__TASK BRIEF__: Can you copy out every one of the rows below line for line, without any changes, and omit the pictures?

__RECORDS SUPPLIED__:
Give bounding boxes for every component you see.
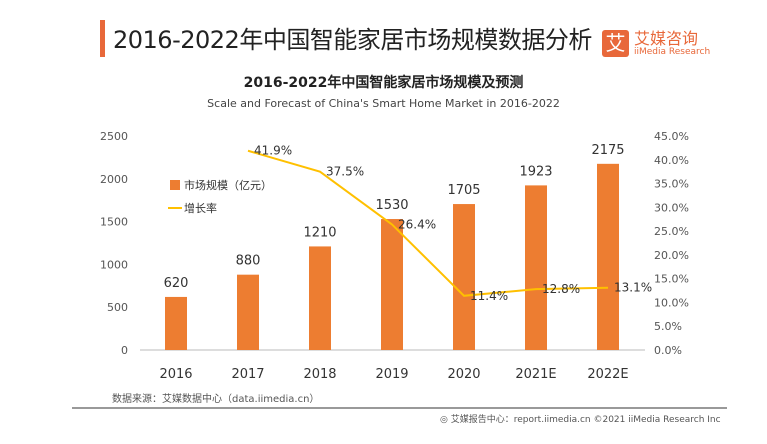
y-left-tick-label: 2500 bbox=[100, 130, 128, 143]
y-right-tick-label: 25.0% bbox=[654, 225, 689, 238]
bar-data-label: 2175 bbox=[591, 143, 624, 158]
bar bbox=[165, 296, 187, 350]
divider bbox=[72, 407, 727, 409]
footer-credit-text: 艾媒报告中心：report.iimedia.cn ©2021 iiMedia R… bbox=[450, 415, 721, 425]
x-tick-label: 2018 bbox=[303, 367, 336, 382]
bar bbox=[381, 219, 403, 350]
y-left-tick-label: 500 bbox=[107, 301, 128, 314]
logo-mark: 艾 bbox=[602, 30, 629, 57]
y-left-tick-label: 1500 bbox=[100, 216, 128, 229]
logo-cn: 艾媒咨询 bbox=[634, 28, 699, 48]
y-left-tick-label: 1000 bbox=[100, 258, 128, 271]
line-data-label: 11.4% bbox=[470, 289, 508, 303]
title-accent-bar bbox=[100, 20, 105, 57]
legend-line-label: 增长率 bbox=[184, 201, 217, 215]
x-tick-label: 2020 bbox=[447, 367, 480, 382]
data-source: 数据来源：艾媒数据中心（data.iimedia.cn） bbox=[112, 394, 320, 405]
chart-title: 2016-2022年中国智能家居市场规模及预测 bbox=[243, 75, 524, 91]
y-right-tick-label: 5.0% bbox=[654, 320, 682, 333]
x-tick-label: 2017 bbox=[231, 367, 264, 382]
y-right-tick-label: 10.0% bbox=[654, 296, 689, 309]
x-tick-label: 2022E bbox=[587, 367, 628, 382]
y-right-tick-label: 35.0% bbox=[654, 178, 689, 191]
bar bbox=[597, 163, 619, 350]
bar-data-label: 1923 bbox=[519, 164, 552, 179]
footer-credit: ◎ 艾媒报告中心：report.iimedia.cn ©2021 iiMedia… bbox=[440, 415, 721, 425]
bar-data-label: 880 bbox=[236, 254, 261, 269]
bar-data-label: 620 bbox=[164, 276, 189, 291]
line-data-label: 12.8% bbox=[542, 282, 580, 296]
y-left-tick-label: 2000 bbox=[100, 173, 128, 186]
x-tick-label: 2019 bbox=[375, 367, 408, 382]
bar bbox=[525, 185, 547, 350]
logo-en: iiMedia Research bbox=[634, 46, 711, 57]
y-right-tick-label: 40.0% bbox=[654, 154, 689, 167]
line-data-label: 37.5% bbox=[326, 165, 364, 179]
bar-data-label: 1530 bbox=[375, 198, 408, 213]
x-tick-label: 2016 bbox=[159, 367, 192, 382]
y-right-tick-label: 15.0% bbox=[654, 273, 689, 286]
x-tick-label: 2021E bbox=[515, 367, 556, 382]
page-title: 2016-2022年中国智能家居市场规模数据分析 bbox=[113, 26, 592, 54]
legend-bar-label: 市场规模（亿元） bbox=[184, 178, 272, 192]
growth-line bbox=[247, 149, 609, 297]
y-left-tick-label: 0 bbox=[121, 344, 128, 357]
line-data-label: 26.4% bbox=[398, 217, 436, 231]
y-right-tick-label: 20.0% bbox=[654, 249, 689, 262]
logo: 艾 艾媒咨询 iiMedia Research bbox=[602, 30, 710, 57]
y-right-tick-label: 30.0% bbox=[654, 201, 689, 214]
line-data-label: 41.9% bbox=[254, 144, 292, 158]
line-data-label: 13.1% bbox=[614, 281, 652, 295]
bar-data-label: 1705 bbox=[447, 183, 480, 198]
chart-subtitle: Scale and Forecast of China's Smart Home… bbox=[207, 97, 560, 110]
bar-data-label: 1210 bbox=[303, 225, 336, 240]
bar bbox=[309, 246, 331, 350]
bar bbox=[453, 204, 475, 350]
y-right-tick-label: 45.0% bbox=[654, 130, 689, 143]
legend-bar-swatch bbox=[170, 180, 180, 190]
y-right-tick-label: 0.0% bbox=[654, 344, 682, 357]
bar bbox=[237, 274, 259, 350]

__EXERCISE ANSWER__:
Give bounding boxes for every component you see.
y-left-tick-label: 2500 bbox=[100, 130, 128, 143]
y-right-tick-label: 25.0% bbox=[654, 225, 689, 238]
bar-data-label: 2175 bbox=[591, 143, 624, 158]
bar bbox=[165, 296, 187, 350]
divider bbox=[72, 407, 727, 409]
footer-credit-text: 艾媒报告中心：report.iimedia.cn ©2021 iiMedia R… bbox=[450, 415, 721, 425]
x-tick-label: 2018 bbox=[303, 367, 336, 382]
bar bbox=[381, 219, 403, 350]
y-left-tick-label: 500 bbox=[107, 301, 128, 314]
logo-mark: 艾 bbox=[602, 30, 629, 57]
y-left-tick-label: 1500 bbox=[100, 216, 128, 229]
logo-cn: 艾媒咨询 bbox=[634, 28, 699, 48]
y-left-tick-label: 1000 bbox=[100, 258, 128, 271]
line-data-label: 11.4% bbox=[470, 289, 508, 303]
title-accent-bar bbox=[100, 20, 105, 57]
legend-line-label: 增长率 bbox=[184, 201, 217, 215]
x-tick-label: 2020 bbox=[447, 367, 480, 382]
data-source: 数据来源：艾媒数据中心（data.iimedia.cn） bbox=[112, 394, 320, 405]
chart-title: 2016-2022年中国智能家居市场规模及预测 bbox=[243, 75, 524, 91]
y-right-tick-label: 5.0% bbox=[654, 320, 682, 333]
x-tick-label: 2017 bbox=[231, 367, 264, 382]
y-right-tick-label: 10.0% bbox=[654, 296, 689, 309]
x-tick-label: 2022E bbox=[587, 367, 628, 382]
y-right-tick-label: 35.0% bbox=[654, 178, 689, 191]
bar bbox=[597, 163, 619, 350]
bar-data-label: 1923 bbox=[519, 164, 552, 179]
footer-credit: ◎ 艾媒报告中心：report.iimedia.cn ©2021 iiMedia… bbox=[440, 415, 721, 425]
bar-data-label: 880 bbox=[236, 254, 261, 269]
bar-data-label: 620 bbox=[164, 276, 189, 291]
line-data-label: 12.8% bbox=[542, 282, 580, 296]
y-left-tick-label: 2000 bbox=[100, 173, 128, 186]
x-tick-label: 2019 bbox=[375, 367, 408, 382]
bar bbox=[525, 185, 547, 350]
logo-en: iiMedia Research bbox=[634, 46, 711, 57]
y-right-tick-label: 40.0% bbox=[654, 154, 689, 167]
line-data-label: 37.5% bbox=[326, 165, 364, 179]
bar-data-label: 1530 bbox=[375, 198, 408, 213]
x-tick-label: 2016 bbox=[159, 367, 192, 382]
y-right-tick-label: 15.0% bbox=[654, 273, 689, 286]
x-tick-label: 2021E bbox=[515, 367, 556, 382]
page-title: 2016-2022年中国智能家居市场规模数据分析 bbox=[113, 26, 592, 54]
legend-bar-label: 市场规模（亿元） bbox=[184, 178, 272, 192]
growth-line bbox=[247, 149, 609, 297]
y-left-tick-label: 0 bbox=[121, 344, 128, 357]
line-data-label: 26.4% bbox=[398, 217, 436, 231]
y-right-tick-label: 20.0% bbox=[654, 249, 689, 262]
logo: 艾 艾媒咨询 iiMedia Research bbox=[602, 30, 710, 57]
y-right-tick-label: 30.0% bbox=[654, 201, 689, 214]
line-data-label: 41.9% bbox=[254, 144, 292, 158]
line-data-label: 13.1% bbox=[614, 281, 652, 295]
bar-data-label: 1705 bbox=[447, 183, 480, 198]
chart-subtitle: Scale and Forecast of China's Smart Home… bbox=[207, 97, 560, 110]
bar-data-label: 1210 bbox=[303, 225, 336, 240]
bar bbox=[309, 246, 331, 350]
bar bbox=[453, 204, 475, 350]
y-right-tick-label: 45.0% bbox=[654, 130, 689, 143]
legend-bar-swatch bbox=[170, 180, 180, 190]
y-right-tick-label: 0.0% bbox=[654, 344, 682, 357]
bar bbox=[237, 274, 259, 350]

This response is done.